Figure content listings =
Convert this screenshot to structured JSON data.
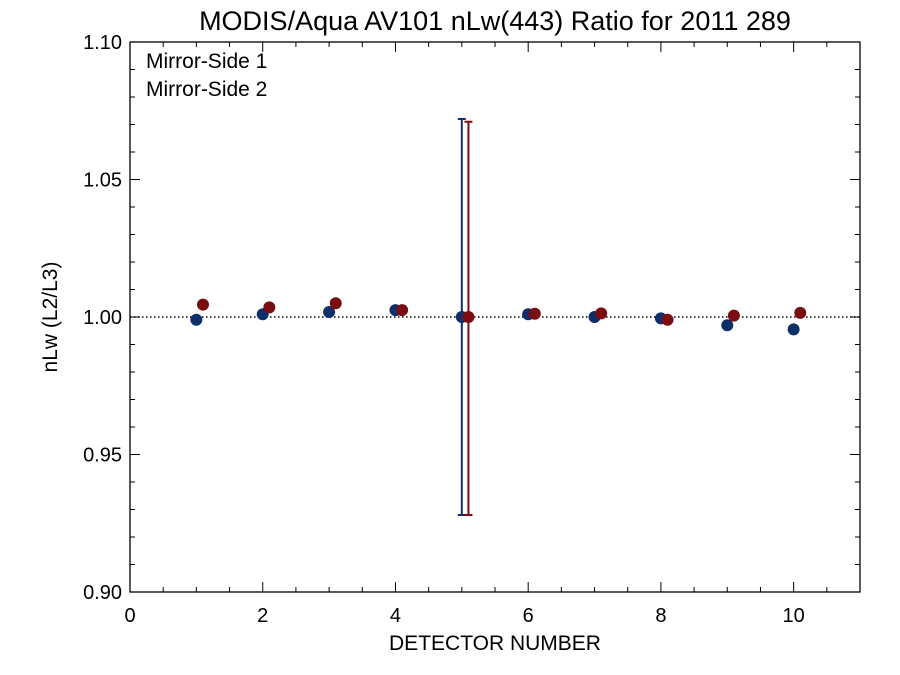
{
  "chart_data": {
    "type": "scatter",
    "title": "MODIS/Aqua AV101 nLw(443) Ratio for 2011 289",
    "xlabel": "DETECTOR NUMBER",
    "ylabel": "nLw (L2/L3)",
    "xlim": [
      0,
      11
    ],
    "ylim": [
      0.9,
      1.1
    ],
    "x_ticks": [
      0,
      2,
      4,
      6,
      8,
      10
    ],
    "x_tick_labels": [
      "0",
      "2",
      "4",
      "6",
      "8",
      "10"
    ],
    "y_ticks": [
      0.9,
      0.95,
      1.0,
      1.05,
      1.1
    ],
    "y_tick_labels": [
      "0.90",
      "0.95",
      "1.00",
      "1.05",
      "1.10"
    ],
    "reference_line": {
      "y": 1.0,
      "style": "dotted"
    },
    "grid": false,
    "legend_position": "top-left",
    "series": [
      {
        "name": "Mirror-Side 1",
        "color": "#0f2f6b",
        "x": [
          1,
          2,
          3,
          4,
          5,
          6,
          7,
          8,
          9,
          10
        ],
        "y": [
          0.999,
          1.001,
          1.0018,
          1.0025,
          1.0,
          1.001,
          1.0,
          0.9995,
          0.997,
          0.9955
        ],
        "error_bars": [
          {
            "x": 5,
            "low": 0.928,
            "high": 1.072
          }
        ]
      },
      {
        "name": "Mirror-Side 2",
        "color": "#7a0d12",
        "x": [
          1.1,
          2.1,
          3.1,
          4.1,
          5.1,
          6.1,
          7.1,
          8.1,
          9.1,
          10.1
        ],
        "y": [
          1.0045,
          1.0035,
          1.005,
          1.0025,
          1.0,
          1.0012,
          1.0013,
          0.999,
          1.0005,
          1.0015
        ],
        "error_bars": [
          {
            "x": 5.1,
            "low": 0.928,
            "high": 1.071
          }
        ]
      }
    ]
  }
}
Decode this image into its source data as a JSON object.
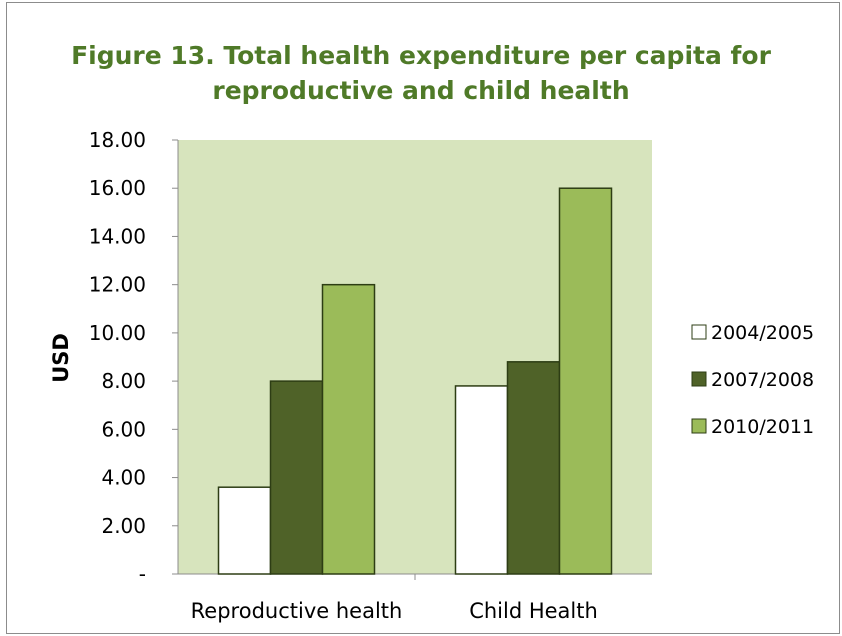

GIVEN TASK = Write out the whole listing again, exactly, with no pictures.

THE SOLUTION =
Convert this screenshot to structured JSON data.
{
  "chart_data": {
    "type": "scatter",
    "title": "MODIS/Aqua AV101 nLw(443) Ratio for 2011 289",
    "xlabel": "DETECTOR NUMBER",
    "ylabel": "nLw (L2/L3)",
    "xlim": [
      0,
      11
    ],
    "ylim": [
      0.9,
      1.1
    ],
    "x_ticks": [
      0,
      2,
      4,
      6,
      8,
      10
    ],
    "x_tick_labels": [
      "0",
      "2",
      "4",
      "6",
      "8",
      "10"
    ],
    "y_ticks": [
      0.9,
      0.95,
      1.0,
      1.05,
      1.1
    ],
    "y_tick_labels": [
      "0.90",
      "0.95",
      "1.00",
      "1.05",
      "1.10"
    ],
    "reference_line": {
      "y": 1.0,
      "style": "dotted"
    },
    "grid": false,
    "legend_position": "top-left",
    "series": [
      {
        "name": "Mirror-Side 1",
        "color": "#0f2f6b",
        "x": [
          1,
          2,
          3,
          4,
          5,
          6,
          7,
          8,
          9,
          10
        ],
        "y": [
          0.999,
          1.001,
          1.0018,
          1.0025,
          1.0,
          1.001,
          1.0,
          0.9995,
          0.997,
          0.9955
        ],
        "error_bars": [
          {
            "x": 5,
            "low": 0.928,
            "high": 1.072
          }
        ]
      },
      {
        "name": "Mirror-Side 2",
        "color": "#7a0d12",
        "x": [
          1.1,
          2.1,
          3.1,
          4.1,
          5.1,
          6.1,
          7.1,
          8.1,
          9.1,
          10.1
        ],
        "y": [
          1.0045,
          1.0035,
          1.005,
          1.0025,
          1.0,
          1.0012,
          1.0013,
          0.999,
          1.0005,
          1.0015
        ],
        "error_bars": [
          {
            "x": 5.1,
            "low": 0.928,
            "high": 1.071
          }
        ]
      }
    ]
  }
}
Decode this image into its source data as a JSON object.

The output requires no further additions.